TASK DETAILS:
Give the number of lines containing the word "screenshot" and nothing more.

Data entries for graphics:

* Begin *

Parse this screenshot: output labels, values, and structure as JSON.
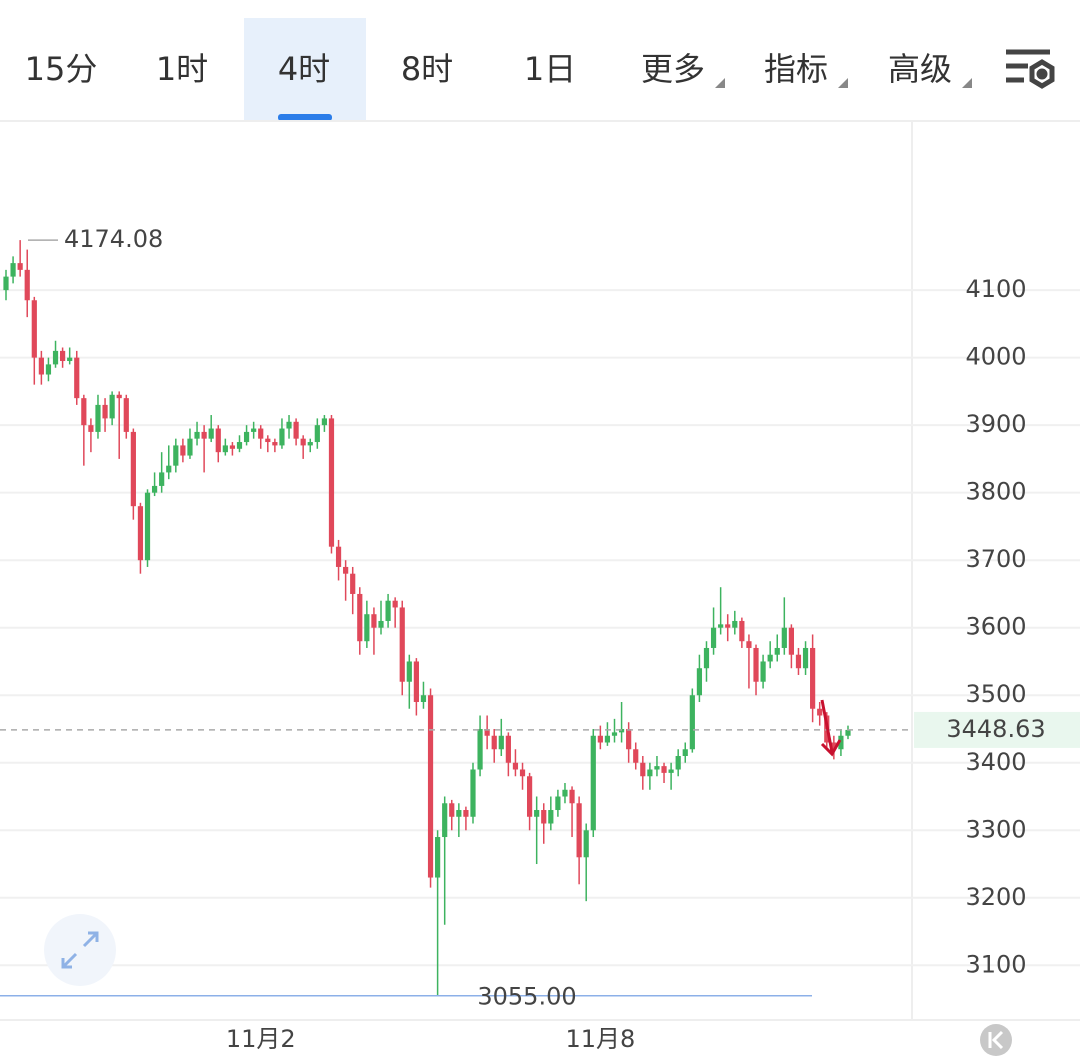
{
  "toolbar": {
    "tabs": [
      "15分",
      "1时",
      "4时",
      "8时",
      "1日",
      "更多",
      "指标",
      "高级"
    ],
    "active": 2
  },
  "chart_data": {
    "type": "candlestick",
    "categories": [
      null,
      null,
      null,
      null,
      null,
      null,
      null,
      null,
      null,
      null,
      null,
      null,
      null,
      null,
      null,
      null,
      null,
      null,
      null,
      null,
      null,
      null,
      null,
      null,
      null,
      null,
      null,
      null,
      null,
      null,
      null,
      null,
      null,
      null,
      null,
      null,
      "11月2",
      null,
      null,
      null,
      null,
      null,
      null,
      null,
      null,
      null,
      null,
      null,
      null,
      null,
      null,
      null,
      null,
      null,
      null,
      null,
      null,
      null,
      null,
      null,
      null,
      null,
      null,
      null,
      null,
      null,
      null,
      null,
      null,
      null,
      null,
      null,
      null,
      null,
      null,
      null,
      null,
      null,
      null,
      null,
      null,
      null,
      null,
      null,
      "11月8",
      null,
      null,
      null,
      null,
      null,
      null,
      null,
      null,
      null,
      null,
      null,
      null,
      null,
      null,
      null,
      null,
      null,
      null,
      null,
      null,
      null,
      null,
      null,
      null,
      null,
      null,
      null,
      null,
      null,
      null,
      null,
      null,
      null,
      null,
      null
    ],
    "open": [
      4100,
      4120,
      4140,
      4130,
      4085,
      4000,
      3975,
      3990,
      4010,
      3995,
      4000,
      3940,
      3900,
      3890,
      3930,
      3910,
      3945,
      3940,
      3890,
      3780,
      3700,
      3800,
      3810,
      3830,
      3840,
      3870,
      3855,
      3880,
      3890,
      3880,
      3895,
      3860,
      3870,
      3865,
      3875,
      3890,
      3895,
      3880,
      3875,
      3870,
      3895,
      3905,
      3880,
      3870,
      3875,
      3900,
      3910,
      3720,
      3690,
      3680,
      3650,
      3580,
      3620,
      3600,
      3610,
      3640,
      3630,
      3520,
      3550,
      3490,
      3500,
      3230,
      3290,
      3340,
      3320,
      3330,
      3320,
      3390,
      3450,
      3440,
      3420,
      3440,
      3400,
      3390,
      3380,
      3320,
      3330,
      3310,
      3330,
      3350,
      3360,
      3340,
      3260,
      3300,
      3440,
      3430,
      3440,
      3445,
      3450,
      3420,
      3400,
      3380,
      3390,
      3395,
      3385,
      3390,
      3410,
      3420,
      3500,
      3540,
      3570,
      3600,
      3605,
      3600,
      3610,
      3580,
      3570,
      3520,
      3550,
      3560,
      3570,
      3600,
      3560,
      3540,
      3570,
      3480,
      3470,
      3430,
      3420,
      3440
    ],
    "high": [
      4130,
      4150,
      4174.08,
      4160,
      4090,
      4010,
      4000,
      4025,
      4015,
      4015,
      4010,
      3945,
      3910,
      3945,
      3940,
      3950,
      3950,
      3945,
      3895,
      3785,
      3805,
      3830,
      3860,
      3870,
      3880,
      3880,
      3895,
      3905,
      3900,
      3915,
      3900,
      3880,
      3875,
      3885,
      3900,
      3905,
      3900,
      3885,
      3880,
      3910,
      3915,
      3910,
      3885,
      3880,
      3910,
      3915,
      3915,
      3730,
      3700,
      3690,
      3660,
      3640,
      3630,
      3640,
      3650,
      3645,
      3640,
      3560,
      3555,
      3520,
      3510,
      3300,
      3350,
      3345,
      3340,
      3335,
      3400,
      3470,
      3470,
      3450,
      3465,
      3445,
      3420,
      3400,
      3385,
      3350,
      3340,
      3350,
      3360,
      3370,
      3365,
      3350,
      3310,
      3450,
      3455,
      3460,
      3465,
      3490,
      3460,
      3430,
      3410,
      3400,
      3410,
      3400,
      3400,
      3420,
      3430,
      3510,
      3560,
      3580,
      3630,
      3660,
      3620,
      3625,
      3615,
      3590,
      3575,
      3560,
      3580,
      3590,
      3645,
      3605,
      3570,
      3580,
      3590,
      3490,
      3475,
      3440,
      3450,
      3455
    ],
    "low": [
      4085,
      4110,
      4120,
      4060,
      3960,
      3960,
      3965,
      3985,
      3985,
      3990,
      3930,
      3840,
      3860,
      3880,
      3890,
      3900,
      3850,
      3880,
      3760,
      3680,
      3690,
      3795,
      3800,
      3820,
      3830,
      3845,
      3850,
      3870,
      3830,
      3875,
      3845,
      3855,
      3855,
      3860,
      3870,
      3880,
      3865,
      3860,
      3860,
      3865,
      3880,
      3870,
      3850,
      3860,
      3865,
      3890,
      3710,
      3670,
      3640,
      3620,
      3560,
      3570,
      3560,
      3590,
      3600,
      3600,
      3500,
      3480,
      3470,
      3480,
      3215,
      3055,
      3160,
      3300,
      3290,
      3300,
      3310,
      3380,
      3420,
      3400,
      3410,
      3380,
      3380,
      3360,
      3300,
      3250,
      3280,
      3300,
      3320,
      3340,
      3290,
      3220,
      3195,
      3290,
      3420,
      3425,
      3430,
      3430,
      3400,
      3390,
      3360,
      3360,
      3380,
      3370,
      3360,
      3380,
      3400,
      3415,
      3490,
      3520,
      3560,
      3590,
      3580,
      3590,
      3570,
      3510,
      3500,
      3510,
      3540,
      3550,
      3560,
      3540,
      3530,
      3530,
      3460,
      3455,
      3420,
      3405,
      3410,
      3435
    ],
    "close": [
      4120,
      4140,
      4130,
      4085,
      4000,
      3975,
      3990,
      4010,
      3995,
      4000,
      3940,
      3900,
      3890,
      3930,
      3910,
      3945,
      3940,
      3890,
      3780,
      3700,
      3800,
      3810,
      3830,
      3840,
      3870,
      3855,
      3880,
      3890,
      3880,
      3895,
      3860,
      3870,
      3865,
      3875,
      3890,
      3895,
      3880,
      3875,
      3870,
      3895,
      3905,
      3880,
      3870,
      3875,
      3900,
      3910,
      3720,
      3690,
      3680,
      3650,
      3580,
      3620,
      3600,
      3610,
      3640,
      3630,
      3520,
      3550,
      3490,
      3500,
      3230,
      3290,
      3340,
      3320,
      3330,
      3320,
      3390,
      3450,
      3440,
      3420,
      3440,
      3400,
      3390,
      3380,
      3320,
      3330,
      3310,
      3330,
      3350,
      3360,
      3340,
      3260,
      3300,
      3440,
      3430,
      3440,
      3445,
      3450,
      3420,
      3400,
      3380,
      3390,
      3395,
      3385,
      3390,
      3410,
      3420,
      3500,
      3540,
      3570,
      3600,
      3605,
      3600,
      3610,
      3580,
      3570,
      3520,
      3550,
      3560,
      3570,
      3600,
      3560,
      3540,
      3570,
      3480,
      3470,
      3430,
      3420,
      3440,
      3448.63
    ],
    "up_color": "#3db35f",
    "down_color": "#e0485a",
    "ylim": [
      3019,
      4349
    ],
    "yticks": [
      3100,
      3200,
      3300,
      3400,
      3500,
      3600,
      3700,
      3800,
      3900,
      4000,
      4100
    ],
    "grid": true,
    "high_marker": 4174.08,
    "low_marker": {
      "value": 3055,
      "label": "3055.00"
    },
    "last_price": 3448.63
  }
}
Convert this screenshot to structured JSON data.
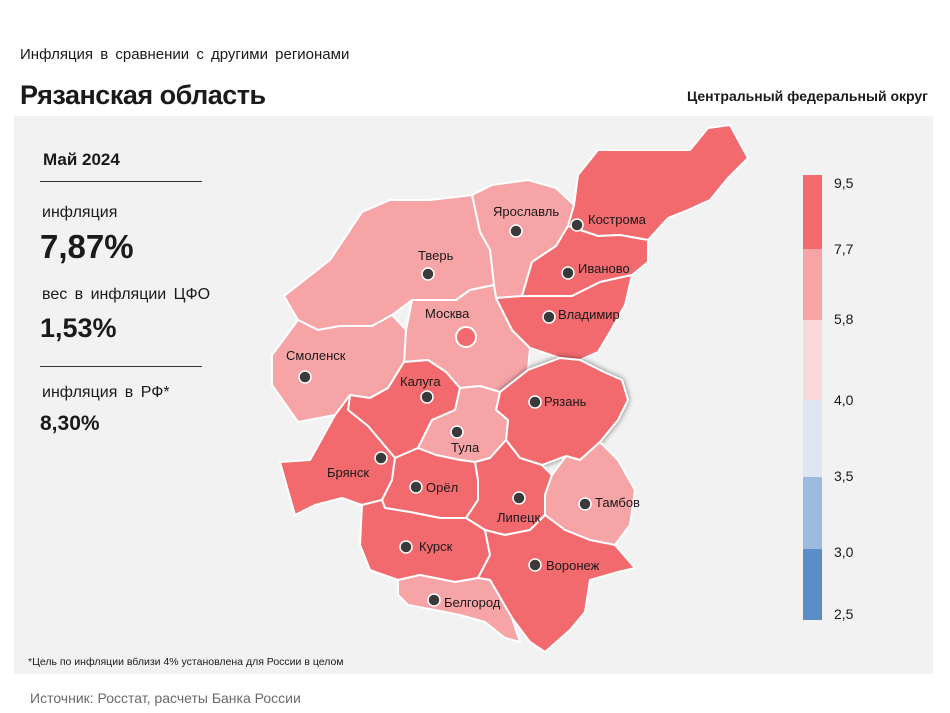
{
  "header": {
    "subtitle": "Инфляция  в сравнении  с другими  регионами",
    "title": "Рязанская область",
    "district": "Центральный федеральный округ"
  },
  "stats": {
    "period": "Май 2024",
    "inflation_label": "инфляция",
    "inflation_value": "7,87%",
    "weight_label": "вес в инфляции  ЦФО",
    "weight_value": "1,53%",
    "rf_label": "инфляция  в РФ*",
    "rf_value": "8,30%"
  },
  "legend": {
    "ticks": [
      "9,5",
      "7,7",
      "5,8",
      "4,0",
      "3,5",
      "3,0",
      "2,5"
    ],
    "colors": [
      "#f26a6e",
      "#f7a4a7",
      "#fad9dc",
      "#dde6f2",
      "#9dbadf",
      "#5b8ec9"
    ]
  },
  "map": {
    "selected_region": "Рязань",
    "regions": [
      {
        "name": "Ярославль",
        "fill": "#f7a4a7"
      },
      {
        "name": "Кострома",
        "fill": "#f26a6e"
      },
      {
        "name": "Тверь",
        "fill": "#f7a4a7"
      },
      {
        "name": "Иваново",
        "fill": "#f26a6e"
      },
      {
        "name": "Москва",
        "fill": "#f7a4a7"
      },
      {
        "name": "Владимир",
        "fill": "#f26a6e"
      },
      {
        "name": "Смоленск",
        "fill": "#f7a4a7"
      },
      {
        "name": "Калуга",
        "fill": "#f26a6e"
      },
      {
        "name": "Рязань",
        "fill": "#f26a6e"
      },
      {
        "name": "Тула",
        "fill": "#f7a4a7"
      },
      {
        "name": "Брянск",
        "fill": "#f26a6e"
      },
      {
        "name": "Орёл",
        "fill": "#f26a6e"
      },
      {
        "name": "Липецк",
        "fill": "#f26a6e"
      },
      {
        "name": "Тамбов",
        "fill": "#f7a4a7"
      },
      {
        "name": "Курск",
        "fill": "#f26a6e"
      },
      {
        "name": "Воронеж",
        "fill": "#f26a6e"
      },
      {
        "name": "Белгород",
        "fill": "#f7a4a7"
      }
    ]
  },
  "footnote": "*Цель по инфляции вблизи 4% установлена для России в целом",
  "source": "Источник: Росстат, расчеты Банка России"
}
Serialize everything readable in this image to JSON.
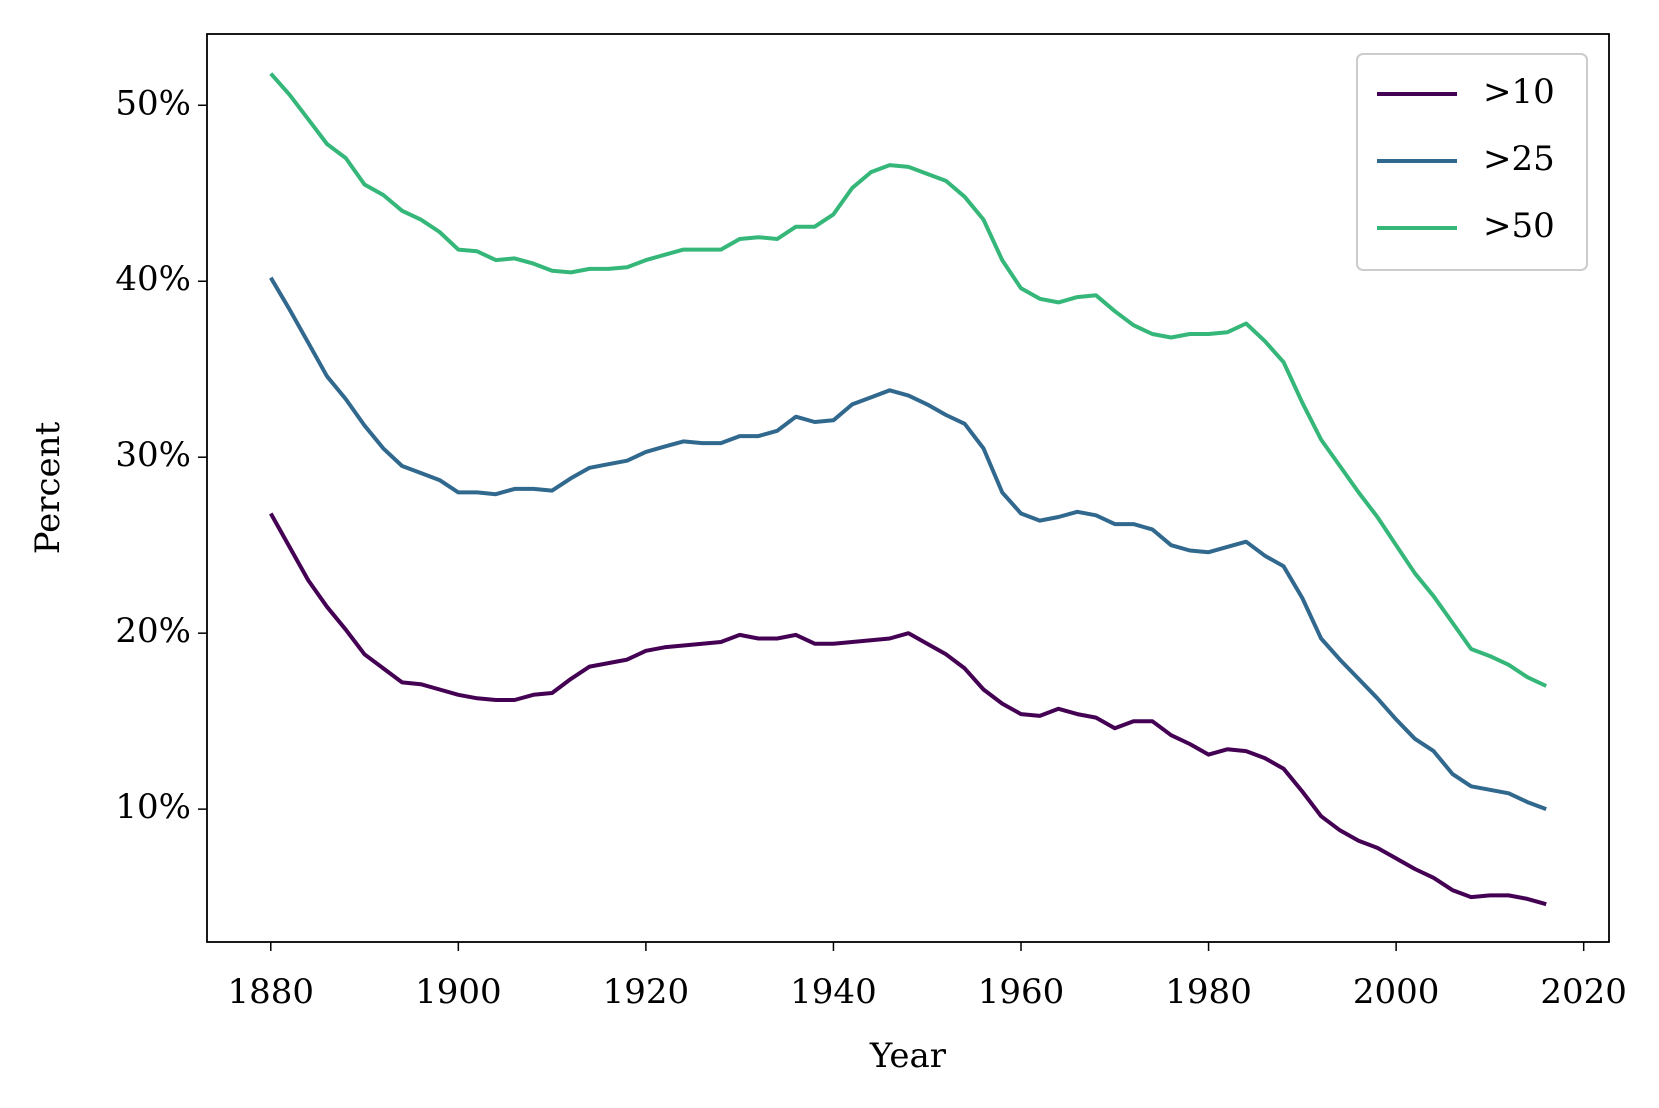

* End *

FULL SOLUTION:
2